## START ROWS

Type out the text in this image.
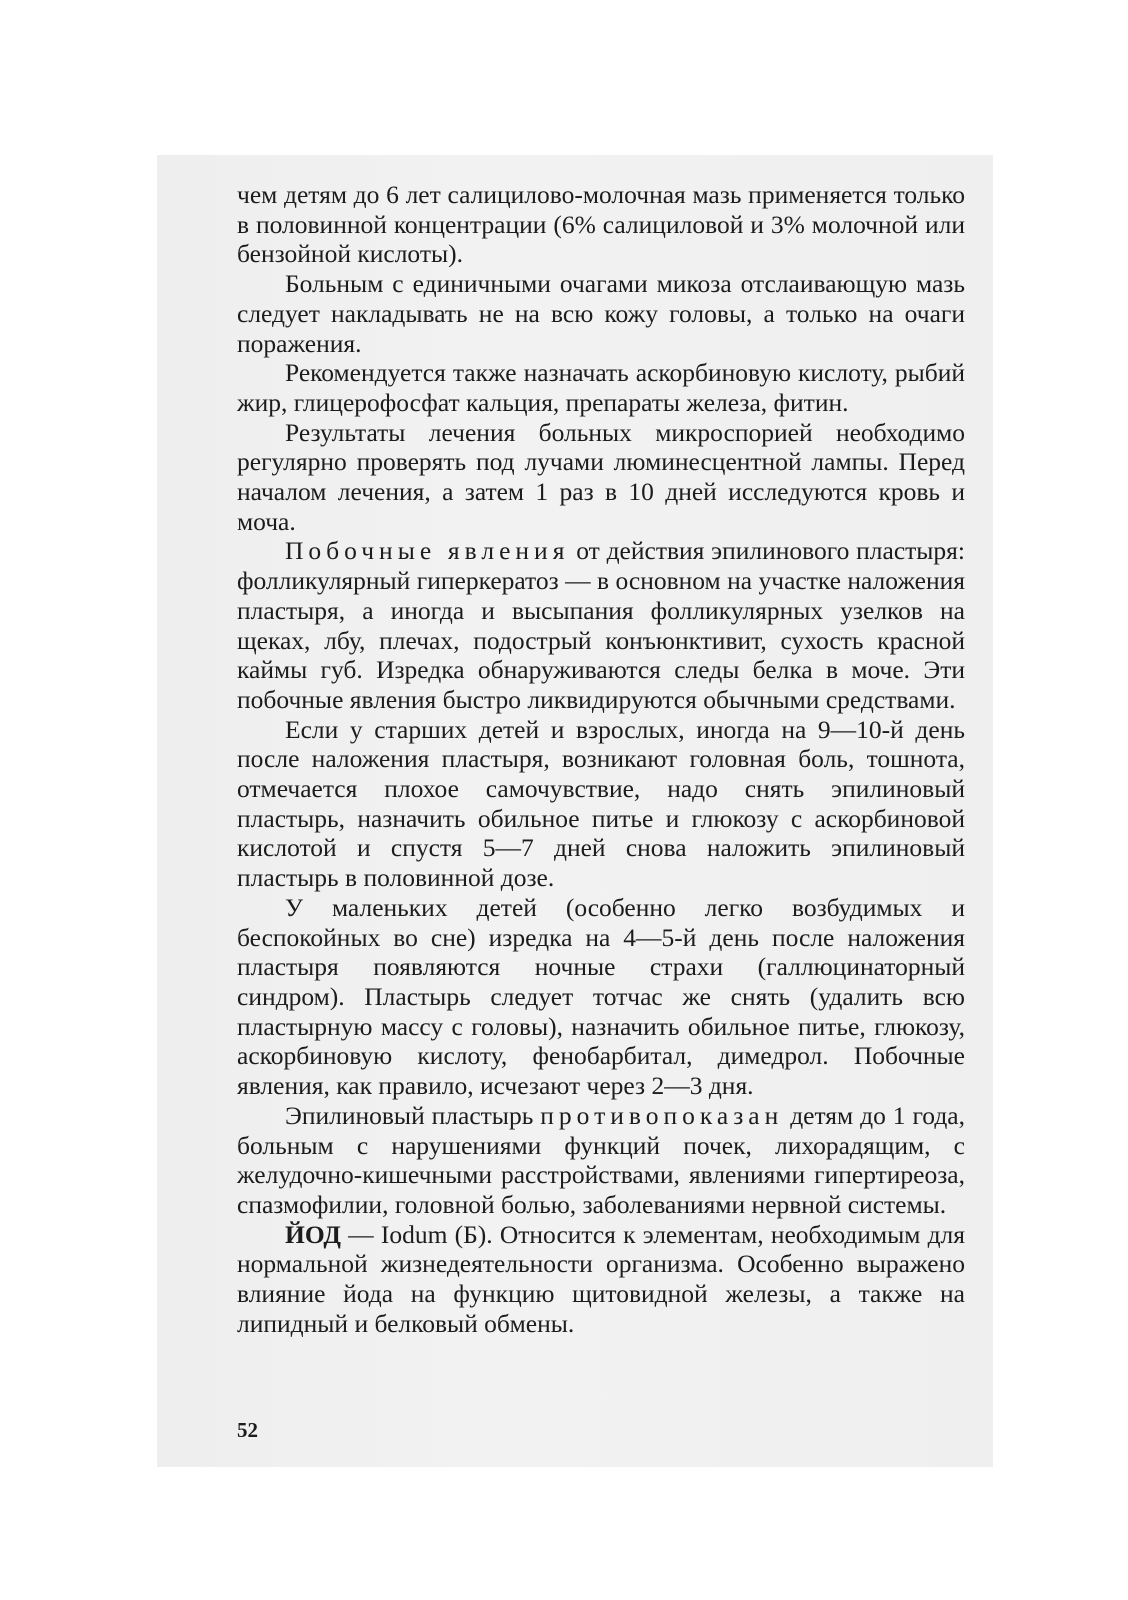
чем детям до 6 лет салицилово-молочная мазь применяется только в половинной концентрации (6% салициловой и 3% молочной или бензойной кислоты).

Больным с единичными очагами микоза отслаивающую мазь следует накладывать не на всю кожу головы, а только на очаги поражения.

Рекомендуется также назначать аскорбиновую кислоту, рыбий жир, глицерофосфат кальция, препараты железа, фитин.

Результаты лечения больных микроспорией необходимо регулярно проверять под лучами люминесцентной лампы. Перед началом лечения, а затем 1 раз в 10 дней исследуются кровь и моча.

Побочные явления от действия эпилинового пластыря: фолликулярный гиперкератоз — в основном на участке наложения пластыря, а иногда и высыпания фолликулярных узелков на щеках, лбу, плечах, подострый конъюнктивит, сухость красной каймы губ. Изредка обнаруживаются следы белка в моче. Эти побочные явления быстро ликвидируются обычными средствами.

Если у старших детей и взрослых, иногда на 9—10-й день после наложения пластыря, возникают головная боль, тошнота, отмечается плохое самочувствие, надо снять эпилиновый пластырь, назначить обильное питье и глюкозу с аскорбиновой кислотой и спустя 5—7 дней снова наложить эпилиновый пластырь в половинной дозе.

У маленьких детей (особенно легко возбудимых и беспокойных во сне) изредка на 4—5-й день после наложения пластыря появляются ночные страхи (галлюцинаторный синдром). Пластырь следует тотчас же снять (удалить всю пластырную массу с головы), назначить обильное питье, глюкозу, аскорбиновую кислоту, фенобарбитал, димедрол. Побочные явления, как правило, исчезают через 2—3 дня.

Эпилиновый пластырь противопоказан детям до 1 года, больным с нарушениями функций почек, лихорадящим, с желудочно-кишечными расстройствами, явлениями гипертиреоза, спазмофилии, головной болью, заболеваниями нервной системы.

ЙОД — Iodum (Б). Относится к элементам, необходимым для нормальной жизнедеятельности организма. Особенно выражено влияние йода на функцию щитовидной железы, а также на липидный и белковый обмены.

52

## END ROWS

**EXERCISE DETAILS:** Extract all lines from the material above that include the word "также".

**REPLY:**
Рекомендуется также назначать аскорбиновую кислоту, рыбий жир, глицерофосфат кальция, препараты железа, фитин.
ЙОД — Iodum (Б). Относится к элементам, необходимым для нормальной жизнедеятельности организма. Особенно выражено влияние йода на функцию щитовидной железы, а также на липидный и белковый обмены.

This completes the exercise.